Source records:

◆ ◆ ◆ ◆

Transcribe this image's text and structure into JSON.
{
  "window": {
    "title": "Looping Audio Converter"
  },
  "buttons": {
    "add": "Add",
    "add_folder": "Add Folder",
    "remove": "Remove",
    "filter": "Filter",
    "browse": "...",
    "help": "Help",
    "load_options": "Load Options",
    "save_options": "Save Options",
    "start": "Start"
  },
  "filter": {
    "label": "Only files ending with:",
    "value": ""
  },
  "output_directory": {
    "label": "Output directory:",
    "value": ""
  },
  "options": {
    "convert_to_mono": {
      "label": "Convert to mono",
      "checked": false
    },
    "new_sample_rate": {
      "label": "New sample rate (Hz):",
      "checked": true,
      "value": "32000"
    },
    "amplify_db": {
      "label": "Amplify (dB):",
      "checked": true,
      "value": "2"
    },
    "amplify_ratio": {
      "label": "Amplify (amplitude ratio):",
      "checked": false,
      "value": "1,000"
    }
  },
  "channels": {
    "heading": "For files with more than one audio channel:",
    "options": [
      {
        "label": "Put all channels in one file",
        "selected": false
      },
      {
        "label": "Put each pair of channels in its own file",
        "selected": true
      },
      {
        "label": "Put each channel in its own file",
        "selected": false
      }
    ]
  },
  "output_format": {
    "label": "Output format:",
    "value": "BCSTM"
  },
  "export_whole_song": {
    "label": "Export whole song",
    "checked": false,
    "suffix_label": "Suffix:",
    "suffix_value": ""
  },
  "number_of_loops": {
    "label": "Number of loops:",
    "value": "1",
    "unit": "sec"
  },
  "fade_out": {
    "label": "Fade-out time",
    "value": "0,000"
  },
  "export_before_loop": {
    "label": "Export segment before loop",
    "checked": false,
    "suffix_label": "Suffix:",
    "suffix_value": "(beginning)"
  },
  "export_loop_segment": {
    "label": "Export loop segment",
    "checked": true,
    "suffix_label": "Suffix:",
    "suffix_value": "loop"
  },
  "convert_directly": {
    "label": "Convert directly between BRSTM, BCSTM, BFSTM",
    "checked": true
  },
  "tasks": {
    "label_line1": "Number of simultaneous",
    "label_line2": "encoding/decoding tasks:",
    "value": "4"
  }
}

◆ ◆ ◆ ◆

EXERCISE:
Every line of the listing that holds "each" should be found and copied.

RESPONSE TO THE EXERCISE:
        "label": "Put each pair of channels in its own file",
        "label": "Put each channel in its own file",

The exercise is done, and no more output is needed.